◆ PROBLEM DETAILS
Report the count of lines holding "edit" in the records, with no other words.
---
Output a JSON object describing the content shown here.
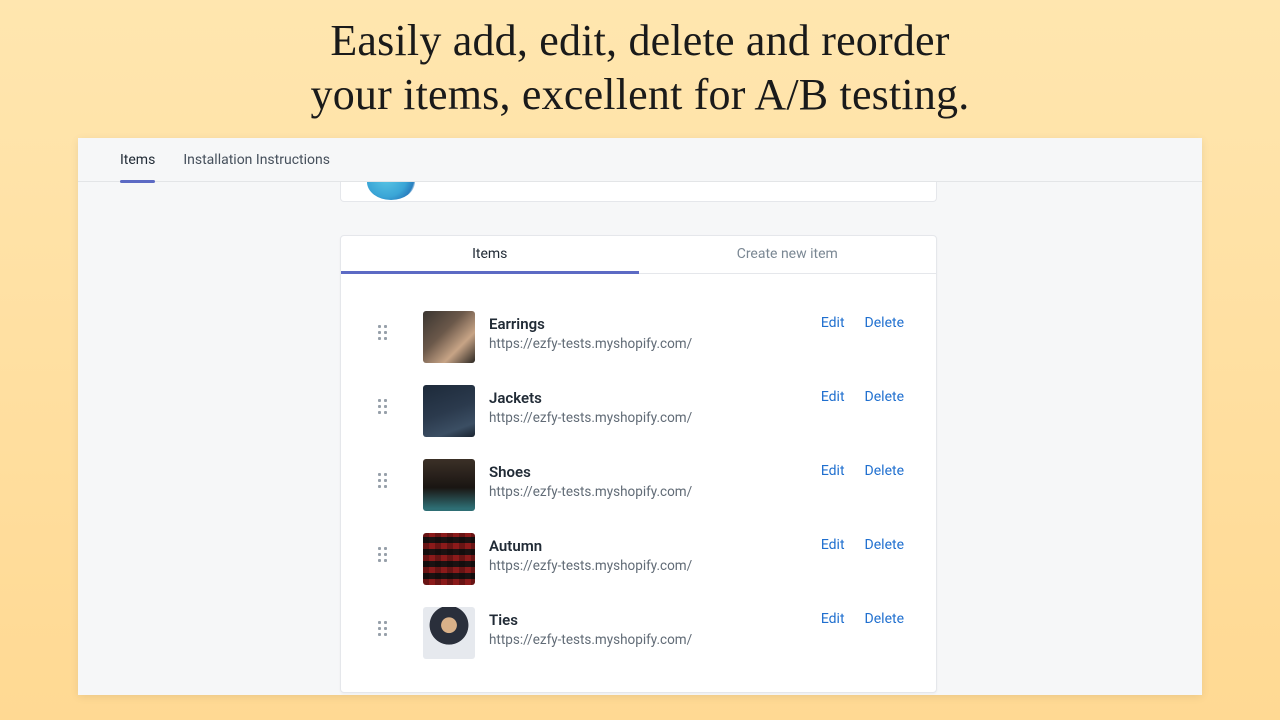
{
  "hero": {
    "line1": "Easily add, edit, delete and reorder",
    "line2": "your items, excellent for A/B testing."
  },
  "top_tabs": {
    "items": "Items",
    "install": "Installation Instructions"
  },
  "inner_tabs": {
    "items": "Items",
    "create": "Create new item"
  },
  "actions": {
    "edit": "Edit",
    "delete": "Delete"
  },
  "items": [
    {
      "title": "Earrings",
      "url": "https://ezfy-tests.myshopify.com/",
      "thumb": "earrings",
      "slug": "earrings"
    },
    {
      "title": "Jackets",
      "url": "https://ezfy-tests.myshopify.com/",
      "thumb": "jackets",
      "slug": "jackets"
    },
    {
      "title": "Shoes",
      "url": "https://ezfy-tests.myshopify.com/",
      "thumb": "shoes",
      "slug": "shoes"
    },
    {
      "title": "Autumn",
      "url": "https://ezfy-tests.myshopify.com/",
      "thumb": "autumn",
      "slug": "autumn"
    },
    {
      "title": "Ties",
      "url": "https://ezfy-tests.myshopify.com/",
      "thumb": "ties",
      "slug": "ties"
    }
  ]
}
---
◆ ANSWER TO THE PROBLEM
2